[Records excerpted from a collection]
--------------------------------
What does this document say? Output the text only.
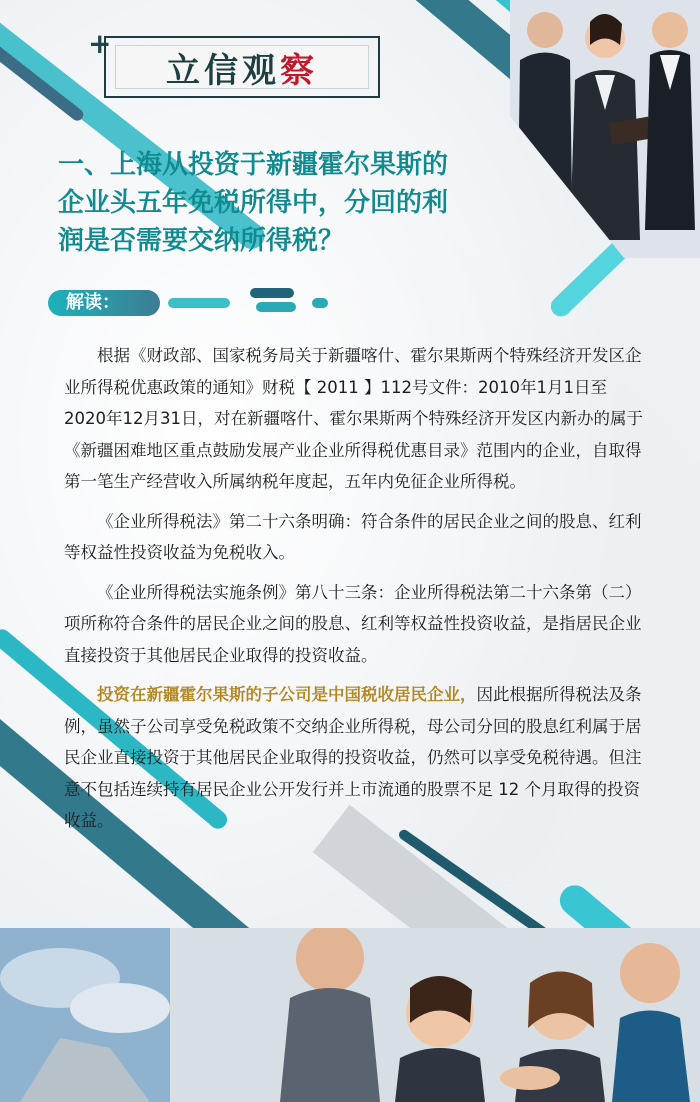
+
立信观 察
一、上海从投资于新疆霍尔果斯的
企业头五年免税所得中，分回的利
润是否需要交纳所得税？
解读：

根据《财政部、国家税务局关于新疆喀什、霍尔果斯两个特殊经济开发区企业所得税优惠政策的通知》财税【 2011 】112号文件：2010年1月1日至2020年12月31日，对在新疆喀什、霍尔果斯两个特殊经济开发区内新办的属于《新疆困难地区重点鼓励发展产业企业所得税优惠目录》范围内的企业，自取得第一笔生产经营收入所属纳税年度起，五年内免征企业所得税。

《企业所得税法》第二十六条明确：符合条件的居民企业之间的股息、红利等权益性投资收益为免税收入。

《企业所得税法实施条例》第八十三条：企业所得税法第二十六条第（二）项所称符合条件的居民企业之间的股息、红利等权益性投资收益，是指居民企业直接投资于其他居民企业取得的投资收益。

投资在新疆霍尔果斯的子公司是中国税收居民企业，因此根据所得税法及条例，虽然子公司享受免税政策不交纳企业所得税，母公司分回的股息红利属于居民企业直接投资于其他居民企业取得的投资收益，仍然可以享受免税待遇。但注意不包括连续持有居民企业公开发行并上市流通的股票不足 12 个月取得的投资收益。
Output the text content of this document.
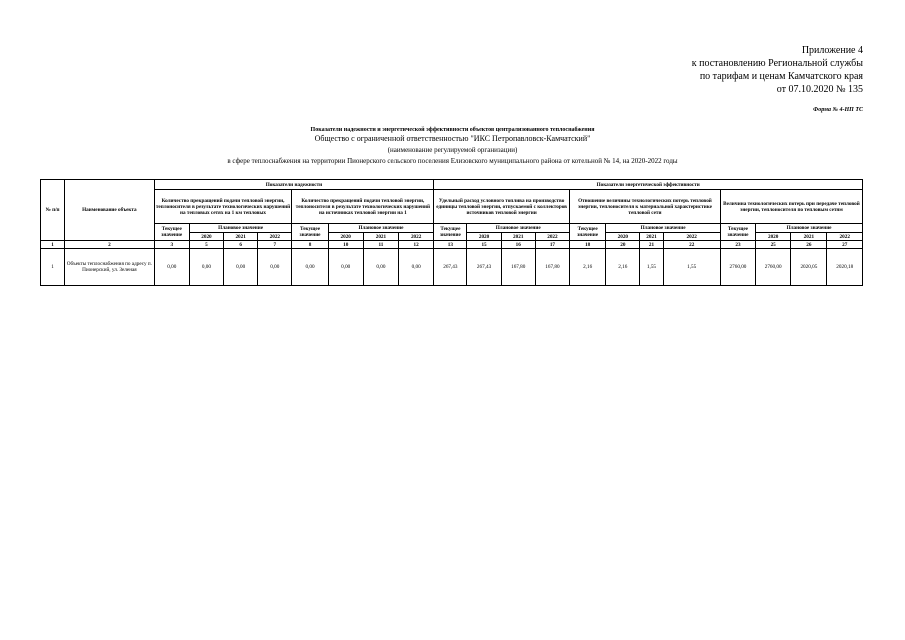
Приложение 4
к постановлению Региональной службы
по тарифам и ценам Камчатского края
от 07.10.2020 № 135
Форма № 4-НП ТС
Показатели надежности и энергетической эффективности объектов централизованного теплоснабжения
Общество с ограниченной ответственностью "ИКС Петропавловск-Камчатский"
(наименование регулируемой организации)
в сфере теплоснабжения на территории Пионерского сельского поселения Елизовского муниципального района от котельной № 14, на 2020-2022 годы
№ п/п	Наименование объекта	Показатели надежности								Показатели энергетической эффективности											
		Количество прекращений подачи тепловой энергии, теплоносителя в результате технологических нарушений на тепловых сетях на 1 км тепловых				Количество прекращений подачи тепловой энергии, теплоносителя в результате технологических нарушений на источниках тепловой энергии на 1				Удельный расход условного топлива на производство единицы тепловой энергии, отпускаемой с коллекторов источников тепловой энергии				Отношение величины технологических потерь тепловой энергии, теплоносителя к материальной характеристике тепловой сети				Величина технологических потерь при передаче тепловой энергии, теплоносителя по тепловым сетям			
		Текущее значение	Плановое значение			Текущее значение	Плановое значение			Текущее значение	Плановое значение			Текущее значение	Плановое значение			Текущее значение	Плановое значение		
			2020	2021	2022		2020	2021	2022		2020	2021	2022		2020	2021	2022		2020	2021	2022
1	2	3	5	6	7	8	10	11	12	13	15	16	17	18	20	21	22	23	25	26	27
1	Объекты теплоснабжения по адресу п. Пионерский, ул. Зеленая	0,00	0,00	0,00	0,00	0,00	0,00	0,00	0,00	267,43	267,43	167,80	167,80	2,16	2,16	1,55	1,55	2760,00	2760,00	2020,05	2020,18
--------------------------------
Go through the records. Copy each line where "энергетической" appears.

Показатели надежности и энергетической эффективности объектов централизованного теплоснабжения
№ п/п	Наименование объекта	Показатели надежности								Показатели энергетической эффективности											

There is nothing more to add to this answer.